--- begin Data excerpts ---

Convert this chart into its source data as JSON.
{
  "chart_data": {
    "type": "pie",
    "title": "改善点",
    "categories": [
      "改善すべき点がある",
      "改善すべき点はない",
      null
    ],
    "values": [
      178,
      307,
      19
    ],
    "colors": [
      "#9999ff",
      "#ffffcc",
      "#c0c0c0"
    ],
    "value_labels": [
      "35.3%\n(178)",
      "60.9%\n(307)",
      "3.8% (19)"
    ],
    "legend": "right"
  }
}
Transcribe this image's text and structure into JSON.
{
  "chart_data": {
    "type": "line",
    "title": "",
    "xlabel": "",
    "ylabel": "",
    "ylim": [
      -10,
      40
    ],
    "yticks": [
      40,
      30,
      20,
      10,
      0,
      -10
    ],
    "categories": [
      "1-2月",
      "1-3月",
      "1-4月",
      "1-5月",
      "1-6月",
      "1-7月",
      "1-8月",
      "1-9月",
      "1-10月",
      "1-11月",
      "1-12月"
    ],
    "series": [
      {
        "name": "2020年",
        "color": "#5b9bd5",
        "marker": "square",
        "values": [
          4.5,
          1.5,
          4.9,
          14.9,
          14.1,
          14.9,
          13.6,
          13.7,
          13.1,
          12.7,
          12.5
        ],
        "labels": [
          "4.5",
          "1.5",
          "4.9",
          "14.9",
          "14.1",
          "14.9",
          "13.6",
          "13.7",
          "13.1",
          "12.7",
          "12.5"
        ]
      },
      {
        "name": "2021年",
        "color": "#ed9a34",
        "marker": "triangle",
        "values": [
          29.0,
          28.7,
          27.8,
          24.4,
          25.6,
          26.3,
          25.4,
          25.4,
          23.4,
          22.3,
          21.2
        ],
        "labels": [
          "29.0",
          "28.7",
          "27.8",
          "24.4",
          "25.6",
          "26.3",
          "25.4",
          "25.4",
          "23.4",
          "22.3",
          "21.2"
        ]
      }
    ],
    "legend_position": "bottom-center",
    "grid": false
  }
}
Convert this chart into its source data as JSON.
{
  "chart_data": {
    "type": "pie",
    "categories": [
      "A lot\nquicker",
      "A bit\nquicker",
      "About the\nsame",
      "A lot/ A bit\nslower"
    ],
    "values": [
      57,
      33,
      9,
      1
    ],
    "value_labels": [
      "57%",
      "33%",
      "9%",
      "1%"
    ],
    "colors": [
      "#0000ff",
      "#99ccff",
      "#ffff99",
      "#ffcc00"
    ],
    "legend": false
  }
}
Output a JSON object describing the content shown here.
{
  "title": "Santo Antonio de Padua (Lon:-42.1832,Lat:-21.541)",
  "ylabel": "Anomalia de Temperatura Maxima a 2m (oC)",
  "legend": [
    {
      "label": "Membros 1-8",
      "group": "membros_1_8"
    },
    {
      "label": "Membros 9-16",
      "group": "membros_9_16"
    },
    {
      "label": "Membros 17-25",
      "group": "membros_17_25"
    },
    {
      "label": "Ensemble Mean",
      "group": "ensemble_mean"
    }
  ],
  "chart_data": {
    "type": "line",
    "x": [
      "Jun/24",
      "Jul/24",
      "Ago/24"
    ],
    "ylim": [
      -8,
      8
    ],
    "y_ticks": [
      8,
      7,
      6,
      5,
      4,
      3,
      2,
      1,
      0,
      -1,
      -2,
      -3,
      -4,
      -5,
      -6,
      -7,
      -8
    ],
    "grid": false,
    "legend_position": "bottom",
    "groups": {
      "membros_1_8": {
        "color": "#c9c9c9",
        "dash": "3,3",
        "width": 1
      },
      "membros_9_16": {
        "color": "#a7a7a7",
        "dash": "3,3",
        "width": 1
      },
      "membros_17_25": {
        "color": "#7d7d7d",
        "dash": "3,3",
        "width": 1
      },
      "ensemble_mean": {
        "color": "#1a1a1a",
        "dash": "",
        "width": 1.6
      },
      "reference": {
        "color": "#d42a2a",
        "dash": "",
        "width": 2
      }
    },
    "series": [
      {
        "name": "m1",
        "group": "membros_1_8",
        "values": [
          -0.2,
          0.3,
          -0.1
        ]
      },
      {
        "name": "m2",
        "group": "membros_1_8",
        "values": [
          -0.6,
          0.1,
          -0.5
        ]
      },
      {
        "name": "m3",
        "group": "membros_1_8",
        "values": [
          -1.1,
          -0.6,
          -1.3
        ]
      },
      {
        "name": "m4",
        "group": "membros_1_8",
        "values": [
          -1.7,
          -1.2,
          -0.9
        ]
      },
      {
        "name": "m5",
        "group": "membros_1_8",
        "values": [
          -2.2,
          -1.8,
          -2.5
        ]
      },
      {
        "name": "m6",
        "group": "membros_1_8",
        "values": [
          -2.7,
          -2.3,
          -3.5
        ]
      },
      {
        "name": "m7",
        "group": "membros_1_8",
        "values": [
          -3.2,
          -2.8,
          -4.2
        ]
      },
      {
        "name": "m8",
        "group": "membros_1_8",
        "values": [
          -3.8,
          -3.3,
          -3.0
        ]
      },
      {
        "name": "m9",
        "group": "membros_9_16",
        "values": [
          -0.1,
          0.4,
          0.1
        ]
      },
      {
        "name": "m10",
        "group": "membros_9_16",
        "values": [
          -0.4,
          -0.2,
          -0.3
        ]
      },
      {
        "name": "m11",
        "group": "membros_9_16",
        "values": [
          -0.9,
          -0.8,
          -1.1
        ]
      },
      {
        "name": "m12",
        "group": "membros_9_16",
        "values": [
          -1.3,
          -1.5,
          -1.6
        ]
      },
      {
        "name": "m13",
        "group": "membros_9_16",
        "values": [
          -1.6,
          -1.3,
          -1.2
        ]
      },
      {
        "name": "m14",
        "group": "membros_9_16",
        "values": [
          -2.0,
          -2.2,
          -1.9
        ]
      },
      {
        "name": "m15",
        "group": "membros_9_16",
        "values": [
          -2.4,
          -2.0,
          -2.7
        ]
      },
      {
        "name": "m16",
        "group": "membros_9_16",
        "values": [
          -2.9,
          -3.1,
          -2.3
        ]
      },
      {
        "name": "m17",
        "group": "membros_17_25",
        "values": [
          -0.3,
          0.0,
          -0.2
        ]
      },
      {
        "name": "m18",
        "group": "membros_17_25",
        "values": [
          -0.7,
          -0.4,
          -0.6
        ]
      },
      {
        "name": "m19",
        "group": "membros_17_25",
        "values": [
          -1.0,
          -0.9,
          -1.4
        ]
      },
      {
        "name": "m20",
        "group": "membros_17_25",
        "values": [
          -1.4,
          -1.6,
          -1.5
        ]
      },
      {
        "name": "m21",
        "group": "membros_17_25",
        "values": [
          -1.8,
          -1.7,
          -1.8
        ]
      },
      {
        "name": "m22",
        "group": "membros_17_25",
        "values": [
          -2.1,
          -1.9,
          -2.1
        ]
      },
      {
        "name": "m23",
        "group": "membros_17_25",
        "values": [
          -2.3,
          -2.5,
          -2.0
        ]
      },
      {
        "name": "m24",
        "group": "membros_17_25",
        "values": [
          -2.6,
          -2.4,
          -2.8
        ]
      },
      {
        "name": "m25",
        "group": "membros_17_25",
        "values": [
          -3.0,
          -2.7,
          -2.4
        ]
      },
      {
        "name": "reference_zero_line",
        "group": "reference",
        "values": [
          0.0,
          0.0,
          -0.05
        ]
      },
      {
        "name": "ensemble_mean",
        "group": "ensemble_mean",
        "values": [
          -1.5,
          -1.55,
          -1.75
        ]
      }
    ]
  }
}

--- end Data excerpts ---

* Stated exercise:
Faithfully reproduce all of the records, character for character.

* Final answer:
Convert this chart into its source data as JSON.
{
  "chart_data": {
    "type": "pie",
    "title": "改善点",
    "categories": [
      "改善すべき点がある",
      "改善すべき点はない",
      null
    ],
    "values": [
      178,
      307,
      19
    ],
    "colors": [
      "#9999ff",
      "#ffffcc",
      "#c0c0c0"
    ],
    "value_labels": [
      "35.3%\n(178)",
      "60.9%\n(307)",
      "3.8% (19)"
    ],
    "legend": "right"
  }
}
Transcribe this image's text and structure into JSON.
{
  "chart_data": {
    "type": "line",
    "title": "",
    "xlabel": "",
    "ylabel": "",
    "ylim": [
      -10,
      40
    ],
    "yticks": [
      40,
      30,
      20,
      10,
      0,
      -10
    ],
    "categories": [
      "1-2月",
      "1-3月",
      "1-4月",
      "1-5月",
      "1-6月",
      "1-7月",
      "1-8月",
      "1-9月",
      "1-10月",
      "1-11月",
      "1-12月"
    ],
    "series": [
      {
        "name": "2020年",
        "color": "#5b9bd5",
        "marker": "square",
        "values": [
          4.5,
          1.5,
          4.9,
          14.9,
          14.1,
          14.9,
          13.6,
          13.7,
          13.1,
          12.7,
          12.5
        ],
        "labels": [
          "4.5",
          "1.5",
          "4.9",
          "14.9",
          "14.1",
          "14.9",
          "13.6",
          "13.7",
          "13.1",
          "12.7",
          "12.5"
        ]
      },
      {
        "name": "2021年",
        "color": "#ed9a34",
        "marker": "triangle",
        "values": [
          29.0,
          28.7,
          27.8,
          24.4,
          25.6,
          26.3,
          25.4,
          25.4,
          23.4,
          22.3,
          21.2
        ],
        "labels": [
          "29.0",
          "28.7",
          "27.8",
          "24.4",
          "25.6",
          "26.3",
          "25.4",
          "25.4",
          "23.4",
          "22.3",
          "21.2"
        ]
      }
    ],
    "legend_position": "bottom-center",
    "grid": false
  }
}
Convert this chart into its source data as JSON.
{
  "chart_data": {
    "type": "pie",
    "categories": [
      "A lot\nquicker",
      "A bit\nquicker",
      "About the\nsame",
      "A lot/ A bit\nslower"
    ],
    "values": [
      57,
      33,
      9,
      1
    ],
    "value_labels": [
      "57%",
      "33%",
      "9%",
      "1%"
    ],
    "colors": [
      "#0000ff",
      "#99ccff",
      "#ffff99",
      "#ffcc00"
    ],
    "legend": false
  }
}
Output a JSON object describing the content shown here.
{
  "title": "Santo Antonio de Padua (Lon:-42.1832,Lat:-21.541)",
  "ylabel": "Anomalia de Temperatura Maxima a 2m (oC)",
  "legend": [
    {
      "label": "Membros 1-8",
      "group": "membros_1_8"
    },
    {
      "label": "Membros 9-16",
      "group": "membros_9_16"
    },
    {
      "label": "Membros 17-25",
      "group": "membros_17_25"
    },
    {
      "label": "Ensemble Mean",
      "group": "ensemble_mean"
    }
  ],
  "chart_data": {
    "type": "line",
    "x": [
      "Jun/24",
      "Jul/24",
      "Ago/24"
    ],
    "ylim": [
      -8,
      8
    ],
    "y_ticks": [
      8,
      7,
      6,
      5,
      4,
      3,
      2,
      1,
      0,
      -1,
      -2,
      -3,
      -4,
      -5,
      -6,
      -7,
      -8
    ],
    "grid": false,
    "legend_position": "bottom",
    "groups": {
      "membros_1_8": {
        "color": "#c9c9c9",
        "dash": "3,3",
        "width": 1
      },
      "membros_9_16": {
        "color": "#a7a7a7",
        "dash": "3,3",
        "width": 1
      },
      "membros_17_25": {
        "color": "#7d7d7d",
        "dash": "3,3",
        "width": 1
      },
      "ensemble_mean": {
        "color": "#1a1a1a",
        "dash": "",
        "width": 1.6
      },
      "reference": {
        "color": "#d42a2a",
        "dash": "",
        "width": 2
      }
    },
    "series": [
      {
        "name": "m1",
        "group": "membros_1_8",
        "values": [
          -0.2,
          0.3,
          -0.1
        ]
      },
      {
        "name": "m2",
        "group": "membros_1_8",
        "values": [
          -0.6,
          0.1,
          -0.5
        ]
      },
      {
        "name": "m3",
        "group": "membros_1_8",
        "values": [
          -1.1,
          -0.6,
          -1.3
        ]
      },
      {
        "name": "m4",
        "group": "membros_1_8",
        "values": [
          -1.7,
          -1.2,
          -0.9
        ]
      },
      {
        "name": "m5",
        "group": "membros_1_8",
        "values": [
          -2.2,
          -1.8,
          -2.5
        ]
      },
      {
        "name": "m6",
        "group": "membros_1_8",
        "values": [
          -2.7,
          -2.3,
          -3.5
        ]
      },
      {
        "name": "m7",
        "group": "membros_1_8",
        "values": [
          -3.2,
          -2.8,
          -4.2
        ]
      },
      {
        "name": "m8",
        "group": "membros_1_8",
        "values": [
          -3.8,
          -3.3,
          -3.0
        ]
      },
      {
        "name": "m9",
        "group": "membros_9_16",
        "values": [
          -0.1,
          0.4,
          0.1
        ]
      },
      {
        "name": "m10",
        "group": "membros_9_16",
        "values": [
          -0.4,
          -0.2,
          -0.3
        ]
      },
      {
        "name": "m11",
        "group": "membros_9_16",
        "values": [
          -0.9,
          -0.8,
          -1.1
        ]
      },
      {
        "name": "m12",
        "group": "membros_9_16",
        "values": [
          -1.3,
          -1.5,
          -1.6
        ]
      },
      {
        "name": "m13",
        "group": "membros_9_16",
        "values": [
          -1.6,
          -1.3,
          -1.2
        ]
      },
      {
        "name": "m14",
        "group": "membros_9_16",
        "values": [
          -2.0,
          -2.2,
          -1.9
        ]
      },
      {
        "name": "m15",
        "group": "membros_9_16",
        "values": [
          -2.4,
          -2.0,
          -2.7
        ]
      },
      {
        "name": "m16",
        "group": "membros_9_16",
        "values": [
          -2.9,
          -3.1,
          -2.3
        ]
      },
      {
        "name": "m17",
        "group": "membros_17_25",
        "values": [
          -0.3,
          0.0,
          -0.2
        ]
      },
      {
        "name": "m18",
        "group": "membros_17_25",
        "values": [
          -0.7,
          -0.4,
          -0.6
        ]
      },
      {
        "name": "m19",
        "group": "membros_17_25",
        "values": [
          -1.0,
          -0.9,
          -1.4
        ]
      },
      {
        "name": "m20",
        "group": "membros_17_25",
        "values": [
          -1.4,
          -1.6,
          -1.5
        ]
      },
      {
        "name": "m21",
        "group": "membros_17_25",
        "values": [
          -1.8,
          -1.7,
          -1.8
        ]
      },
      {
        "name": "m22",
        "group": "membros_17_25",
        "values": [
          -2.1,
          -1.9,
          -2.1
        ]
      },
      {
        "name": "m23",
        "group": "membros_17_25",
        "values": [
          -2.3,
          -2.5,
          -2.0
        ]
      },
      {
        "name": "m24",
        "group": "membros_17_25",
        "values": [
          -2.6,
          -2.4,
          -2.8
        ]
      },
      {
        "name": "m25",
        "group": "membros_17_25",
        "values": [
          -3.0,
          -2.7,
          -2.4
        ]
      },
      {
        "name": "reference_zero_line",
        "group": "reference",
        "values": [
          0.0,
          0.0,
          -0.05
        ]
      },
      {
        "name": "ensemble_mean",
        "group": "ensemble_mean",
        "values": [
          -1.5,
          -1.55,
          -1.75
        ]
      }
    ]
  }
}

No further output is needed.